Can you lay out everything from the line containing "minimap-line (728, 309, 738, 310)" down to the line containing "minimap-line (716, 324, 726, 325)", both included, as a Markdown table with the columns No. and Line, numbering the lines in order and leaving out blank ones?

§ RECORD SET:

__________________________________________________

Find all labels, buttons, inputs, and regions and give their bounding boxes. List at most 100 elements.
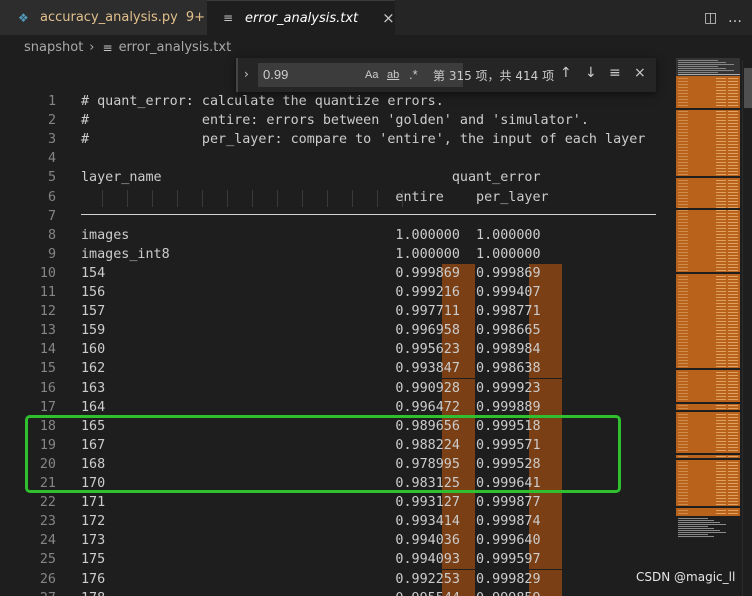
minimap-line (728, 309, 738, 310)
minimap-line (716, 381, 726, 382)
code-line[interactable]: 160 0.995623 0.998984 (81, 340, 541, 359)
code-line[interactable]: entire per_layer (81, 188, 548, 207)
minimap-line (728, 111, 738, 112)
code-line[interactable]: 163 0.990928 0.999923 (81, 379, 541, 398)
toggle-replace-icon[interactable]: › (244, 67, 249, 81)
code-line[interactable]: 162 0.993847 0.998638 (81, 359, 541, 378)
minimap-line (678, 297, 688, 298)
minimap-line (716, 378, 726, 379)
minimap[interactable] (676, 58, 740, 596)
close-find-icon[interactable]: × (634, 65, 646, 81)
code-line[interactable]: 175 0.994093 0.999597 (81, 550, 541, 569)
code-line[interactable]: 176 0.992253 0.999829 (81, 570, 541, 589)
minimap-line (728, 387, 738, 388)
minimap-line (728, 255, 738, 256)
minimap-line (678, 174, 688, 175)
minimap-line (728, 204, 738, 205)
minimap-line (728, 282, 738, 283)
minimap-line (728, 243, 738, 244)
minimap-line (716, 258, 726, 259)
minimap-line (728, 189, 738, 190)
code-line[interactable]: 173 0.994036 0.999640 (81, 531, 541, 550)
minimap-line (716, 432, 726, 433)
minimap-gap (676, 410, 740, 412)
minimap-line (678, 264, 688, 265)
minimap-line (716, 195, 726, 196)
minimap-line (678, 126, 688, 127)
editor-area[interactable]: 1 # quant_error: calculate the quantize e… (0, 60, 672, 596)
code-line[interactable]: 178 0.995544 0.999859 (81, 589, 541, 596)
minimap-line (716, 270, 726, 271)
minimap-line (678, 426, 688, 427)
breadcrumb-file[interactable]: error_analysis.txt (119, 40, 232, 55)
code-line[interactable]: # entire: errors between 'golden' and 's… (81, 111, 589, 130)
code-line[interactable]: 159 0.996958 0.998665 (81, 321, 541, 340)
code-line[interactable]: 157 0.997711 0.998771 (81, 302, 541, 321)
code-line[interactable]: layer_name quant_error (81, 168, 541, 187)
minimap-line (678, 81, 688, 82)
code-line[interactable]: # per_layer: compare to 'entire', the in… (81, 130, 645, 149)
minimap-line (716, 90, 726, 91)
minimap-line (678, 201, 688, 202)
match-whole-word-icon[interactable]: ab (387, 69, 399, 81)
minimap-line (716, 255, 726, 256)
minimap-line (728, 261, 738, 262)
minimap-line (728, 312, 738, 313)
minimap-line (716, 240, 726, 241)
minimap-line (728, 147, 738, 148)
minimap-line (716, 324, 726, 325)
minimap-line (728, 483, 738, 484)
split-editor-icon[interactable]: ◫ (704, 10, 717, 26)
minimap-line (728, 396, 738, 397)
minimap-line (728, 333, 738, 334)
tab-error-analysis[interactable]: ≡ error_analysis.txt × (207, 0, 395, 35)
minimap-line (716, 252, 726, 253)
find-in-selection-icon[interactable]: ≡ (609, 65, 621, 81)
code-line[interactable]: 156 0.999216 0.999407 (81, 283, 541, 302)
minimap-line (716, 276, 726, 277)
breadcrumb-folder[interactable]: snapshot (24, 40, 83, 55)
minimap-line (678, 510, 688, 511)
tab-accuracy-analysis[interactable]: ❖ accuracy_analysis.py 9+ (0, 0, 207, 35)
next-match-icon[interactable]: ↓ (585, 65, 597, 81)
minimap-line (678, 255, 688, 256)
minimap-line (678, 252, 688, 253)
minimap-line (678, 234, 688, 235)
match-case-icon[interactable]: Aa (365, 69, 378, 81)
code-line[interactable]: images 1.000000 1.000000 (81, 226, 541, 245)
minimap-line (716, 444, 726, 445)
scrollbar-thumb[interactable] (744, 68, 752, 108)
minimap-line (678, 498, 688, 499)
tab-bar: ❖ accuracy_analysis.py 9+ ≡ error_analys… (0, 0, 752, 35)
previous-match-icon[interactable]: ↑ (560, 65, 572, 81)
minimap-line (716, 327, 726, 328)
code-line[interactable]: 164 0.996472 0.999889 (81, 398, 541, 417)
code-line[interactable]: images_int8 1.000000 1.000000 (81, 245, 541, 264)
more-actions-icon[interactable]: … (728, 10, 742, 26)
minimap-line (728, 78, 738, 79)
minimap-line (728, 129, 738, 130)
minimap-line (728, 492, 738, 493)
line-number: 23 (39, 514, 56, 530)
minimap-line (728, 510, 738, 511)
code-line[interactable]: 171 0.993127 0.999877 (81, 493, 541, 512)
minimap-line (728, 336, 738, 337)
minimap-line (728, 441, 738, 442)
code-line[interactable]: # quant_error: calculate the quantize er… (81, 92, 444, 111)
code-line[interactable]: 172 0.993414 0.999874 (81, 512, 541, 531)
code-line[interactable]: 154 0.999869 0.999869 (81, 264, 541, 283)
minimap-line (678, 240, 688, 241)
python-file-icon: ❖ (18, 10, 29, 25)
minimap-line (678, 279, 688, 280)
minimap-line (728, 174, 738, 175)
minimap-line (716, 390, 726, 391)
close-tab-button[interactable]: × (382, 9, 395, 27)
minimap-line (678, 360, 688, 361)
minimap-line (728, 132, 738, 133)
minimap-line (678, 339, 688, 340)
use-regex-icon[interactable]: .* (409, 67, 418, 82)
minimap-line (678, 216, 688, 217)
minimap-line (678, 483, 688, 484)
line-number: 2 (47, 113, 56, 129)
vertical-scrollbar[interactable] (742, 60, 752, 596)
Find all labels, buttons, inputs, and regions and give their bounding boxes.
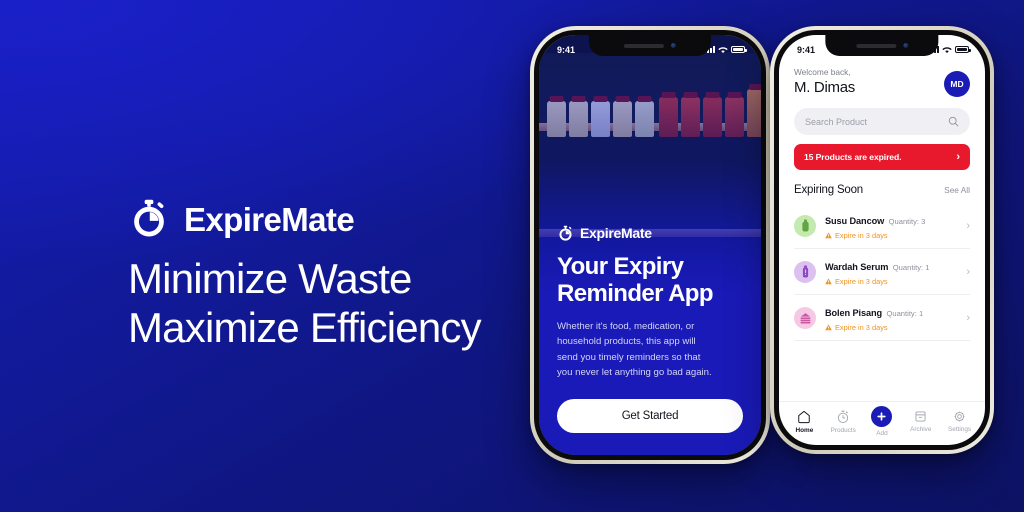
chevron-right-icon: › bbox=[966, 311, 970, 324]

__________________________________________________

§ THE REPLY:
| No. | Line |
|---|---|
| 1 | minimap-line (728, 309, 738, 310) |
| 2 | minimap-line (716, 381, 726, 382) |
| 3 | code-line[interactable]: 160 0.995623 0.998984 (81, 340, 541, 359) |
| 4 | code-line[interactable]: entire per_layer (81, 188, 548, 207) |
| 5 | minimap-line (728, 111, 738, 112) |
| 6 | code-line[interactable]: 163 0.990928 0.999923 (81, 379, 541, 398) |
| 7 | toggle-replace-icon[interactable]: › (244, 67, 249, 81) |
| 8 | code-line[interactable]: 162 0.993847 0.998638 (81, 359, 541, 378) |
| 9 | minimap-line (678, 297, 688, 298) |
| 10 | minimap-line (716, 378, 726, 379) |
| 11 | minimap[interactable] (676, 58, 740, 596) |
| 12 | close-find-icon[interactable]: × (634, 65, 646, 81) |
| 13 | code-line[interactable]: 175 0.994093 0.999597 (81, 550, 541, 569) |
| 14 | code-line[interactable]: 176 0.992253 0.999829 (81, 570, 541, 589) |
| 15 | minimap-line (728, 387, 738, 388) |
| 16 | minimap-line (728, 255, 738, 256) |
| 17 | minimap-line (678, 174, 688, 175) |
| 18 | minimap-line (728, 204, 738, 205) |
| 19 | minimap-line (728, 282, 738, 283) |
| 20 | minimap-line (728, 243, 738, 244) |
| 21 | minimap-line (716, 258, 726, 259) |
| 22 | minimap-line (728, 189, 738, 190) |
| 23 | code-line[interactable]: 173 0.994036 0.999640 (81, 531, 541, 550) |
| 24 | minimap-line (716, 432, 726, 433) |
| 25 | minimap-gap (676, 410, 740, 412) |
| 26 | minimap-line (678, 264, 688, 265) |
| 27 | minimap-line (716, 195, 726, 196) |
| 28 | minimap-line (678, 126, 688, 127) |
| 29 | editor-area[interactable]: 1 # quant_error: calculate the quantize e… (0, 60, 672, 596) |
| 30 | code-line[interactable]: 178 0.995544 0.999859 (81, 589, 541, 596) |
| 31 | minimap-line (716, 270, 726, 271) |
| 32 | minimap-line (678, 426, 688, 427) |
| 33 | breadcrumb-file[interactable]: error_analysis.txt (119, 40, 232, 55) |
| 34 | code-line[interactable]: # entire: errors between 'golden' and 's… (81, 111, 589, 130) |
| 35 | code-line[interactable]: 159 0.996958 0.998665 (81, 321, 541, 340) |
| 36 | code-line[interactable]: 157 0.997711 0.998771 (81, 302, 541, 321) |
| 37 | code-line[interactable]: layer_name quant_error (81, 168, 541, 187) |
| 38 | minimap-line (678, 81, 688, 82) |
| 39 | code-line[interactable]: # per_layer: compare to 'entire', the in… (81, 130, 645, 149) |
| 40 | minimap-line (716, 90, 726, 91) |
| 41 | minimap-line (678, 201, 688, 202) |
| 42 | match-whole-word-icon[interactable]: ab (387, 69, 399, 81) |
| 43 | minimap-line (716, 255, 726, 256) |
| 44 | minimap-line (728, 261, 738, 262) |
| 45 | minimap-line (728, 312, 738, 313) |
| 46 | minimap-line (716, 240, 726, 241) |
| 47 | minimap-line (728, 147, 738, 148) |
| 48 | minimap-line (716, 324, 726, 325) |